DOCUMENT EXTRACT:
----

Predictive Modelling on Large Data Set

julia
python

#1

Hi everybody,
I want to do predictive modelling on a kaggle data set having 29 million observations. When I try to apply KNN or Logistic Regression in python my screen freezes, after checking System Monitor, I found that RAM was full and swap space is also getting pretty much used up.

After searching a little bit online I have found out following solutions that are possible :

  • Upgrading my laptop with RAM and/or SSD(currently I have 8gb RAM and 1Tb HDD).

  • Parallel computing using PyCuda with Nvidia (I have Nvdia gt 740m).

  • Dividing data into small chunks then fitting the algorithm on all the individual chunks.

  • Using a new language or libraries (like Julia, PySpark, H2O etc.)

Please suggest me the best possible solution, If you have any other solution feel free to suggest.

----

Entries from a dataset
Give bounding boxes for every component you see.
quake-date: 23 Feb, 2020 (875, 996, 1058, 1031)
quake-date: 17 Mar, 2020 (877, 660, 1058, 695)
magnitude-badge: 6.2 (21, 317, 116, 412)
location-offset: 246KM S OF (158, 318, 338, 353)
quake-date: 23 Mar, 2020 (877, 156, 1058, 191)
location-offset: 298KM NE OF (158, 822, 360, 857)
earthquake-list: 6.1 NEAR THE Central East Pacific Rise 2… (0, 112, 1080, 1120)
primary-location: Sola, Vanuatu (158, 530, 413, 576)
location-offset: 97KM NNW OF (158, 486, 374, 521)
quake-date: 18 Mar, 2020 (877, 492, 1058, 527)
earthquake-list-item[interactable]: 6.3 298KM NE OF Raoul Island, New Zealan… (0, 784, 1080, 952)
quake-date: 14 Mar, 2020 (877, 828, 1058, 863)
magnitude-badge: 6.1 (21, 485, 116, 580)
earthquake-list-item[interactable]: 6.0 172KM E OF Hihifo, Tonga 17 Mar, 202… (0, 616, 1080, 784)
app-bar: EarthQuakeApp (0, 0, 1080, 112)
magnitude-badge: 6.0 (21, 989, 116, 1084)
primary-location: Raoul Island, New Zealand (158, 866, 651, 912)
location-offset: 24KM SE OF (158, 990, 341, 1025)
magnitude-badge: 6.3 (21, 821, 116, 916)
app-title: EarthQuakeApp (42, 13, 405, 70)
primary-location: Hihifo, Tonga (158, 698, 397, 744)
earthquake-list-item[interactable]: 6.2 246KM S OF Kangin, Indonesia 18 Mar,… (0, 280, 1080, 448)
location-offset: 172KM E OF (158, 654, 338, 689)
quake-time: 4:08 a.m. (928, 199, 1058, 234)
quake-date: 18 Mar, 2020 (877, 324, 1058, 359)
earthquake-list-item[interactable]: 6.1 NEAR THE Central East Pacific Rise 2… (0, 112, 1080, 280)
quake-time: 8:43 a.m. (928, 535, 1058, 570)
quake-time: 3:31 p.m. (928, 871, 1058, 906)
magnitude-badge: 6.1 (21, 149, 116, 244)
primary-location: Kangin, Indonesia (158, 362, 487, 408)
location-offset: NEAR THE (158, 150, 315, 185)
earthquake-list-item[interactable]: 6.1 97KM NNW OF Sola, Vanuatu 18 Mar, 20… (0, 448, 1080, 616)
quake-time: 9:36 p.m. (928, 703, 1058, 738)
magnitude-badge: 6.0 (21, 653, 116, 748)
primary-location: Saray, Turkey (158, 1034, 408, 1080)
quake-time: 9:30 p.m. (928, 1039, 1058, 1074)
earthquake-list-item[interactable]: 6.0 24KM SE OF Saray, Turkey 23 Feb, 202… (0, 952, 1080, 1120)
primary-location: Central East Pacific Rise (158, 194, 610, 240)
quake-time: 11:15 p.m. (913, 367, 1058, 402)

----

REQUIRED WORK:
1/ Retype the forum post on predictive modelling with a large data set from "After searching a" to "Nvdia gt 740m).".
2/ Continue the forum post on predictive modelling with a large data set from the point where it stops.

EXPECTED RESULTS:
1/
After searching a little bit online I have found out following solutions that are possible :

  • Upgrading my laptop with RAM and/or SSD(currently I have 8gb RAM and 1Tb HDD).

  • Parallel computing using PyCuda with Nvidia (I have Nvdia gt 740m).

2/
Thanks in advance


#2

Hi @ravi_6767,

You could decrease the amount of data for training by applying various methods like dimensionality reduction or dropping extra features.


#3

May be, you can check the accompanying discussions on Kaggle as a starting point: https://www.kaggle.com/svpons/facebook-v-predicting-check-ins/grid-knn/comments

Also, normally when you are faced with large data, the best thing could be to just be a bit innovative on how to use your limited resources on the dataset - there is no end to how much computational power you may need, if you do not use the resources efficiently.

Regards,
Kunal


#4

Thanks @kunal and @jalFaizy.